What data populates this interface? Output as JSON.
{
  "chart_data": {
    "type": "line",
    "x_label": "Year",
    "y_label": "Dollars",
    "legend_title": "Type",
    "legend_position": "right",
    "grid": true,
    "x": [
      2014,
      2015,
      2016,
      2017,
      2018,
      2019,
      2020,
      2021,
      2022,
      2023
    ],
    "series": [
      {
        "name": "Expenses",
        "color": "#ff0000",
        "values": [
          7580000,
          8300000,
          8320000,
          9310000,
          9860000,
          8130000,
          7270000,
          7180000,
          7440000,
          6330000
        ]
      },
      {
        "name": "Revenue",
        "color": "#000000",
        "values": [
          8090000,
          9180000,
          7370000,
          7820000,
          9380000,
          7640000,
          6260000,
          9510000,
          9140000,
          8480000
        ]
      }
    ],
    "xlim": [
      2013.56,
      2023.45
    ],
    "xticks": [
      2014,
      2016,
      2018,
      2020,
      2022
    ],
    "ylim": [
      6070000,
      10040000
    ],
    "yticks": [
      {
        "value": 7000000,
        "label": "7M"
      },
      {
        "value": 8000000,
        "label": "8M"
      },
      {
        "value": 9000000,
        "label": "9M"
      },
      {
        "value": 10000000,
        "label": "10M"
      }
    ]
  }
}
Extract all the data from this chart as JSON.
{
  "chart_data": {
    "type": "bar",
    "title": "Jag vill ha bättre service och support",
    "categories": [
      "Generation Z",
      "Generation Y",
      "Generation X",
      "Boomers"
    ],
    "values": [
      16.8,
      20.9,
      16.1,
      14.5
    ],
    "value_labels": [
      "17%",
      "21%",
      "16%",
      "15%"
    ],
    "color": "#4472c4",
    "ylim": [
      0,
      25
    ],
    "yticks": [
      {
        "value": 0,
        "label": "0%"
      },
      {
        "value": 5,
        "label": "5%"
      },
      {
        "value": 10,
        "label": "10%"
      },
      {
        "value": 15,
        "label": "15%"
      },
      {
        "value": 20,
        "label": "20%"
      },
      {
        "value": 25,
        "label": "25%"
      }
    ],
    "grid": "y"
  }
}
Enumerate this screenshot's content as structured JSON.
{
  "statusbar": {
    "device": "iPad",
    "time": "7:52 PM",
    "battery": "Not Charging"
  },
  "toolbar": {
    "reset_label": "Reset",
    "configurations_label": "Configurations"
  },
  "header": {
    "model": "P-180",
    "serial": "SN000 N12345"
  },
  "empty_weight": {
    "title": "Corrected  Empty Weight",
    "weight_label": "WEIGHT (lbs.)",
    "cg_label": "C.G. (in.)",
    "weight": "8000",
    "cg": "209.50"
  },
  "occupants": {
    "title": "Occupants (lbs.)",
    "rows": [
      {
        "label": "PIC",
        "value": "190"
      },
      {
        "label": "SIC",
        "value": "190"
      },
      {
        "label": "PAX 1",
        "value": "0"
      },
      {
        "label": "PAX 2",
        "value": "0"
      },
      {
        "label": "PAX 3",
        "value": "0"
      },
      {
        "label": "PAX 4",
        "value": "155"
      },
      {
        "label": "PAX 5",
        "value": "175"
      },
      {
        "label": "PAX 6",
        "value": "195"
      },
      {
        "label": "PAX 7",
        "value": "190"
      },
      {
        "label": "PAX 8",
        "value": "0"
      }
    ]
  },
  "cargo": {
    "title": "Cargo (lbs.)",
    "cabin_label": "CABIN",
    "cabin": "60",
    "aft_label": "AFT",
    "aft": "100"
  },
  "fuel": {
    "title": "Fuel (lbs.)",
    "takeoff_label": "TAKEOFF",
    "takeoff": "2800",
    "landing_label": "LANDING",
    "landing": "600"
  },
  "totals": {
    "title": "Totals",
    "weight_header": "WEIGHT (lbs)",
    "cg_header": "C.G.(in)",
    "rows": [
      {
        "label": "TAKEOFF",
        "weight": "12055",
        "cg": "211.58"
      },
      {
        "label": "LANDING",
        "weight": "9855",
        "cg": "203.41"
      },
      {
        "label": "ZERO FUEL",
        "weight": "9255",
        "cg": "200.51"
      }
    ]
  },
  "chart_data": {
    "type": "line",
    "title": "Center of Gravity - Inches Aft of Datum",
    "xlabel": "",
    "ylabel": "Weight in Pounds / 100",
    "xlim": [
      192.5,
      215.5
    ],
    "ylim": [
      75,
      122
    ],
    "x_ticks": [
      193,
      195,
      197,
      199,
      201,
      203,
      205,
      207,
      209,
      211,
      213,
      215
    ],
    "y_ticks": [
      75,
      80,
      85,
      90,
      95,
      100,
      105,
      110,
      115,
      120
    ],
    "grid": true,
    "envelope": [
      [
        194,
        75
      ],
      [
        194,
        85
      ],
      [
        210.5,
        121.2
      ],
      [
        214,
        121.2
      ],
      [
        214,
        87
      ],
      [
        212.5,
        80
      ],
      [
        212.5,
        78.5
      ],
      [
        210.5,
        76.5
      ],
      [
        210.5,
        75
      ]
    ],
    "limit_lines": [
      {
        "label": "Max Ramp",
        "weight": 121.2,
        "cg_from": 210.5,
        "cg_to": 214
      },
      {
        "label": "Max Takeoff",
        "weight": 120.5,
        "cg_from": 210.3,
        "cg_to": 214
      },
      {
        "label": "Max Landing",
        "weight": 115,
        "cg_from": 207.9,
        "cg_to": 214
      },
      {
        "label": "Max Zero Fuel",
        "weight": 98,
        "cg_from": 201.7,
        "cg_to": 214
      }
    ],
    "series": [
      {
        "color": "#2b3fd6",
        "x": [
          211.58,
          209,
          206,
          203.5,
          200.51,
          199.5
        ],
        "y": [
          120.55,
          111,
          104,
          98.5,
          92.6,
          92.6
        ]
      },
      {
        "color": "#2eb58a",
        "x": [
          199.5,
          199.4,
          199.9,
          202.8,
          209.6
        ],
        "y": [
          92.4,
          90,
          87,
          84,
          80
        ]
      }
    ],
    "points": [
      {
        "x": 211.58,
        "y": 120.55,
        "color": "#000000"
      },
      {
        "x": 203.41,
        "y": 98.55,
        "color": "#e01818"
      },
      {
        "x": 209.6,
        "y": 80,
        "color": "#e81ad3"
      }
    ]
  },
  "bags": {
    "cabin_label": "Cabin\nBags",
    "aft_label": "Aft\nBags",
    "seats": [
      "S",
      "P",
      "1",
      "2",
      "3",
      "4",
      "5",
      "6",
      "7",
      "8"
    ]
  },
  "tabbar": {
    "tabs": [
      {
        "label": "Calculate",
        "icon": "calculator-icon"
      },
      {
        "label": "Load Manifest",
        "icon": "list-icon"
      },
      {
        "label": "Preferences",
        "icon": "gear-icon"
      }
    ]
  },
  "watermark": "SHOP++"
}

> **Work required**
Return each entry from the material above exactly as it appears.

> **Answer**
What data populates this interface? Output as JSON.
{
  "chart_data": {
    "type": "line",
    "x_label": "Year",
    "y_label": "Dollars",
    "legend_title": "Type",
    "legend_position": "right",
    "grid": true,
    "x": [
      2014,
      2015,
      2016,
      2017,
      2018,
      2019,
      2020,
      2021,
      2022,
      2023
    ],
    "series": [
      {
        "name": "Expenses",
        "color": "#ff0000",
        "values": [
          7580000,
          8300000,
          8320000,
          9310000,
          9860000,
          8130000,
          7270000,
          7180000,
          7440000,
          6330000
        ]
      },
      {
        "name": "Revenue",
        "color": "#000000",
        "values": [
          8090000,
          9180000,
          7370000,
          7820000,
          9380000,
          7640000,
          6260000,
          9510000,
          9140000,
          8480000
        ]
      }
    ],
    "xlim": [
      2013.56,
      2023.45
    ],
    "xticks": [
      2014,
      2016,
      2018,
      2020,
      2022
    ],
    "ylim": [
      6070000,
      10040000
    ],
    "yticks": [
      {
        "value": 7000000,
        "label": "7M"
      },
      {
        "value": 8000000,
        "label": "8M"
      },
      {
        "value": 9000000,
        "label": "9M"
      },
      {
        "value": 10000000,
        "label": "10M"
      }
    ]
  }
}
Extract all the data from this chart as JSON.
{
  "chart_data": {
    "type": "bar",
    "title": "Jag vill ha bättre service och support",
    "categories": [
      "Generation Z",
      "Generation Y",
      "Generation X",
      "Boomers"
    ],
    "values": [
      16.8,
      20.9,
      16.1,
      14.5
    ],
    "value_labels": [
      "17%",
      "21%",
      "16%",
      "15%"
    ],
    "color": "#4472c4",
    "ylim": [
      0,
      25
    ],
    "yticks": [
      {
        "value": 0,
        "label": "0%"
      },
      {
        "value": 5,
        "label": "5%"
      },
      {
        "value": 10,
        "label": "10%"
      },
      {
        "value": 15,
        "label": "15%"
      },
      {
        "value": 20,
        "label": "20%"
      },
      {
        "value": 25,
        "label": "25%"
      }
    ],
    "grid": "y"
  }
}
Enumerate this screenshot's content as structured JSON.
{
  "statusbar": {
    "device": "iPad",
    "time": "7:52 PM",
    "battery": "Not Charging"
  },
  "toolbar": {
    "reset_label": "Reset",
    "configurations_label": "Configurations"
  },
  "header": {
    "model": "P-180",
    "serial": "SN000 N12345"
  },
  "empty_weight": {
    "title": "Corrected  Empty Weight",
    "weight_label": "WEIGHT (lbs.)",
    "cg_label": "C.G. (in.)",
    "weight": "8000",
    "cg": "209.50"
  },
  "occupants": {
    "title": "Occupants (lbs.)",
    "rows": [
      {
        "label": "PIC",
        "value": "190"
      },
      {
        "label": "SIC",
        "value": "190"
      },
      {
        "label": "PAX 1",
        "value": "0"
      },
      {
        "label": "PAX 2",
        "value": "0"
      },
      {
        "label": "PAX 3",
        "value": "0"
      },
      {
        "label": "PAX 4",
        "value": "155"
      },
      {
        "label": "PAX 5",
        "value": "175"
      },
      {
        "label": "PAX 6",
        "value": "195"
      },
      {
        "label": "PAX 7",
        "value": "190"
      },
      {
        "label": "PAX 8",
        "value": "0"
      }
    ]
  },
  "cargo": {
    "title": "Cargo (lbs.)",
    "cabin_label": "CABIN",
    "cabin": "60",
    "aft_label": "AFT",
    "aft": "100"
  },
  "fuel": {
    "title": "Fuel (lbs.)",
    "takeoff_label": "TAKEOFF",
    "takeoff": "2800",
    "landing_label": "LANDING",
    "landing": "600"
  },
  "totals": {
    "title": "Totals",
    "weight_header": "WEIGHT (lbs)",
    "cg_header": "C.G.(in)",
    "rows": [
      {
        "label": "TAKEOFF",
        "weight": "12055",
        "cg": "211.58"
      },
      {
        "label": "LANDING",
        "weight": "9855",
        "cg": "203.41"
      },
      {
        "label": "ZERO FUEL",
        "weight": "9255",
        "cg": "200.51"
      }
    ]
  },
  "chart_data": {
    "type": "line",
    "title": "Center of Gravity - Inches Aft of Datum",
    "xlabel": "",
    "ylabel": "Weight in Pounds / 100",
    "xlim": [
      192.5,
      215.5
    ],
    "ylim": [
      75,
      122
    ],
    "x_ticks": [
      193,
      195,
      197,
      199,
      201,
      203,
      205,
      207,
      209,
      211,
      213,
      215
    ],
    "y_ticks": [
      75,
      80,
      85,
      90,
      95,
      100,
      105,
      110,
      115,
      120
    ],
    "grid": true,
    "envelope": [
      [
        194,
        75
      ],
      [
        194,
        85
      ],
      [
        210.5,
        121.2
      ],
      [
        214,
        121.2
      ],
      [
        214,
        87
      ],
      [
        212.5,
        80
      ],
      [
        212.5,
        78.5
      ],
      [
        210.5,
        76.5
      ],
      [
        210.5,
        75
      ]
    ],
    "limit_lines": [
      {
        "label": "Max Ramp",
        "weight": 121.2,
        "cg_from": 210.5,
        "cg_to": 214
      },
      {
        "label": "Max Takeoff",
        "weight": 120.5,
        "cg_from": 210.3,
        "cg_to": 214
      },
      {
        "label": "Max Landing",
        "weight": 115,
        "cg_from": 207.9,
        "cg_to": 214
      },
      {
        "label": "Max Zero Fuel",
        "weight": 98,
        "cg_from": 201.7,
        "cg_to": 214
      }
    ],
    "series": [
      {
        "color": "#2b3fd6",
        "x": [
          211.58,
          209,
          206,
          203.5,
          200.51,
          199.5
        ],
        "y": [
          120.55,
          111,
          104,
          98.5,
          92.6,
          92.6
        ]
      },
      {
        "color": "#2eb58a",
        "x": [
          199.5,
          199.4,
          199.9,
          202.8,
          209.6
        ],
        "y": [
          92.4,
          90,
          87,
          84,
          80
        ]
      }
    ],
    "points": [
      {
        "x": 211.58,
        "y": 120.55,
        "color": "#000000"
      },
      {
        "x": 203.41,
        "y": 98.55,
        "color": "#e01818"
      },
      {
        "x": 209.6,
        "y": 80,
        "color": "#e81ad3"
      }
    ]
  },
  "bags": {
    "cabin_label": "Cabin\nBags",
    "aft_label": "Aft\nBags",
    "seats": [
      "S",
      "P",
      "1",
      "2",
      "3",
      "4",
      "5",
      "6",
      "7",
      "8"
    ]
  },
  "tabbar": {
    "tabs": [
      {
        "label": "Calculate",
        "icon": "calculator-icon"
      },
      {
        "label": "Load Manifest",
        "icon": "list-icon"
      },
      {
        "label": "Preferences",
        "icon": "gear-icon"
      }
    ]
  },
  "watermark": "SHOP++"
}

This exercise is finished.